→ **Items**:
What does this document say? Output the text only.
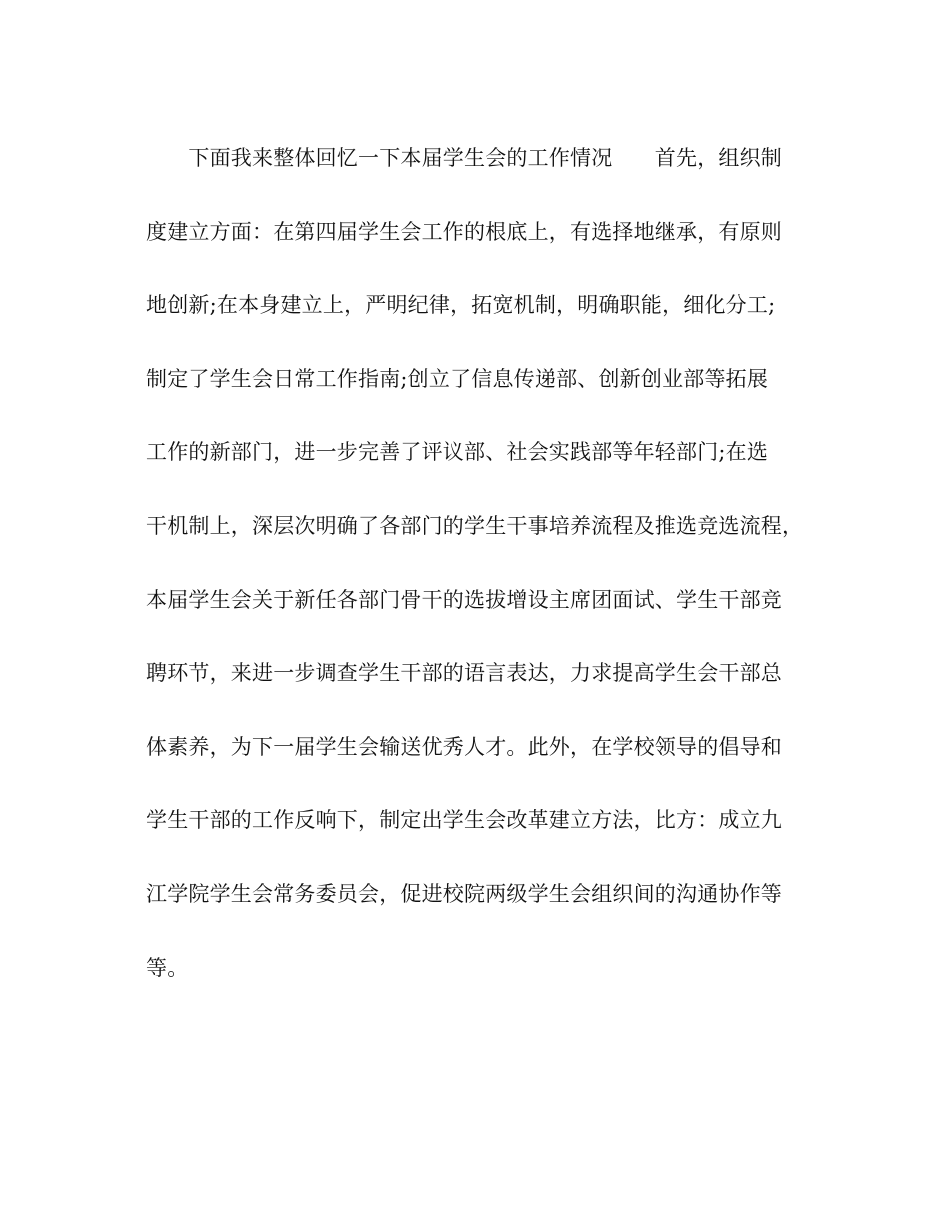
　　下面我来整体回忆一下本届学生会的工作情况　　首先，组织制
度建立方面：在第四届学生会工作的根底上，有选择地继承，有原则
地创新;在本身建立上，严明纪律，拓宽机制，明确职能，细化分工;
制定了学生会日常工作指南;创立了信息传递部、创新创业部等拓展
工作的新部门，进一步完善了评议部、社会实践部等年轻部门;在选
干机制上，深层次明确了各部门的学生干事培养流程及推选竞选流程，
本届学生会关于新任各部门骨干的选拔增设主席团面试、学生干部竞
聘环节，来进一步调查学生干部的语言表达，力求提高学生会干部总
体素养，为下一届学生会输送优秀人才。此外，在学校领导的倡导和
学生干部的工作反响下，制定出学生会改革建立方法，比方：成立九
江学院学生会常务委员会，促进校院两级学生会组织间的沟通协作等
等。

→ **Your task**:
Set the pictures aside and transcribe the data above exactly.

→ **Full solution**:
What does this document say? Output the text only.
　　下面我来整体回忆一下本届学生会的工作情况　　首先，组织制
度建立方面：在第四届学生会工作的根底上，有选择地继承，有原则
地创新;在本身建立上，严明纪律，拓宽机制，明确职能，细化分工;
制定了学生会日常工作指南;创立了信息传递部、创新创业部等拓展
工作的新部门，进一步完善了评议部、社会实践部等年轻部门;在选
干机制上，深层次明确了各部门的学生干事培养流程及推选竞选流程，
本届学生会关于新任各部门骨干的选拔增设主席团面试、学生干部竞
聘环节，来进一步调查学生干部的语言表达，力求提高学生会干部总
体素养，为下一届学生会输送优秀人才。此外，在学校领导的倡导和
学生干部的工作反响下，制定出学生会改革建立方法，比方：成立九
江学院学生会常务委员会，促进校院两级学生会组织间的沟通协作等
等。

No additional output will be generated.